TASK:
Search the listing for "title" and copy every line where it appears.

[Start of DATA SUPPLIED]

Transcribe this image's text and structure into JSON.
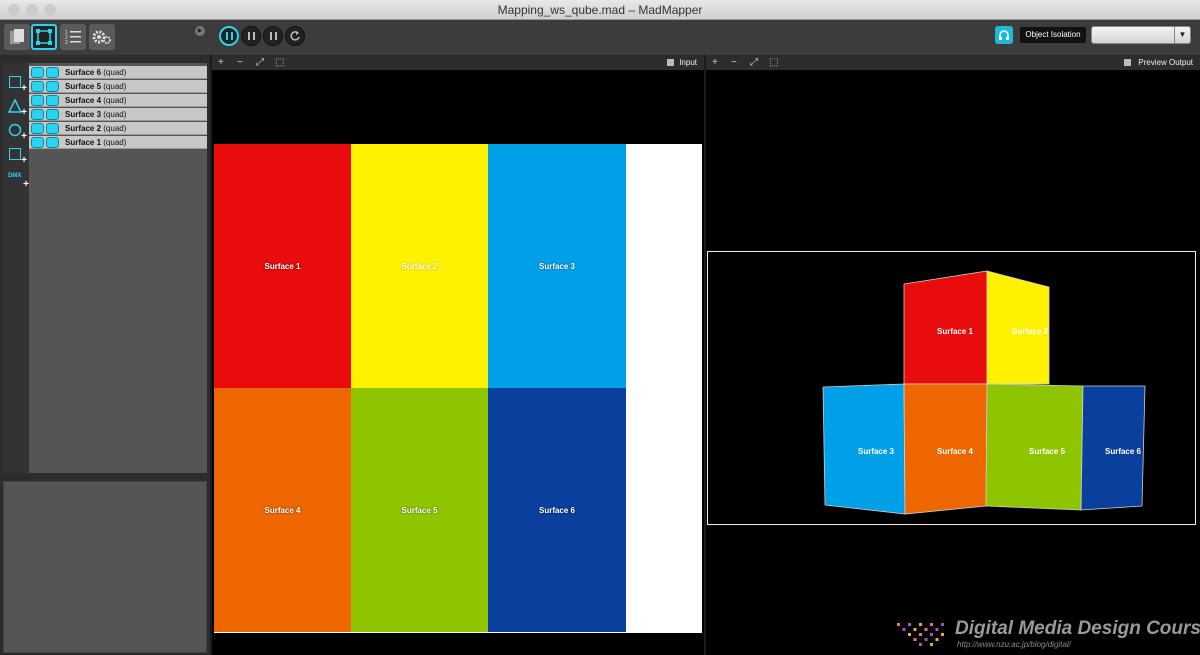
{
  "window": {
    "title": "Mapping_ws_qube.mad – MadMapper"
  },
  "toolbar": {
    "object_isolation_label": "Object Isolation",
    "isolation_select_value": ""
  },
  "layers": {
    "items": [
      {
        "name": "Surface 6",
        "kind": "(quad)"
      },
      {
        "name": "Surface 5",
        "kind": "(quad)"
      },
      {
        "name": "Surface 4",
        "kind": "(quad)"
      },
      {
        "name": "Surface 3",
        "kind": "(quad)"
      },
      {
        "name": "Surface 2",
        "kind": "(quad)"
      },
      {
        "name": "Surface 1",
        "kind": "(quad)"
      }
    ]
  },
  "tools": {
    "dmx_label": "DMX"
  },
  "input_view": {
    "label": "Input",
    "surfaces": [
      {
        "label": "Surface 1",
        "color": "#e80c0c"
      },
      {
        "label": "Surface 2",
        "color": "#fff200"
      },
      {
        "label": "Surface 3",
        "color": "#00a0e8"
      },
      {
        "label": "Surface 4",
        "color": "#ee6600"
      },
      {
        "label": "Surface 5",
        "color": "#8fc400"
      },
      {
        "label": "Surface 6",
        "color": "#0a3f9e"
      }
    ]
  },
  "output_view": {
    "label": "Preview Output",
    "surfaces": [
      {
        "label": "Surface 1"
      },
      {
        "label": "Surface 2"
      },
      {
        "label": "Surface 3"
      },
      {
        "label": "Surface 4"
      },
      {
        "label": "Surface 5"
      },
      {
        "label": "Surface 6"
      }
    ]
  },
  "zoom_controls": {
    "plus": "+",
    "minus": "−"
  },
  "watermark": {
    "title": "Digital Media Design Course",
    "url": "http://www.nzu.ac.jp/blog/digital/"
  },
  "colors": {
    "accent": "#2ad4f0"
  }
}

[End of DATA SUPPLIED]

FULL ANSWER:
    "title": "Mapping_ws_qube.mad – MadMapper"
    "title": "Digital Media Design Course",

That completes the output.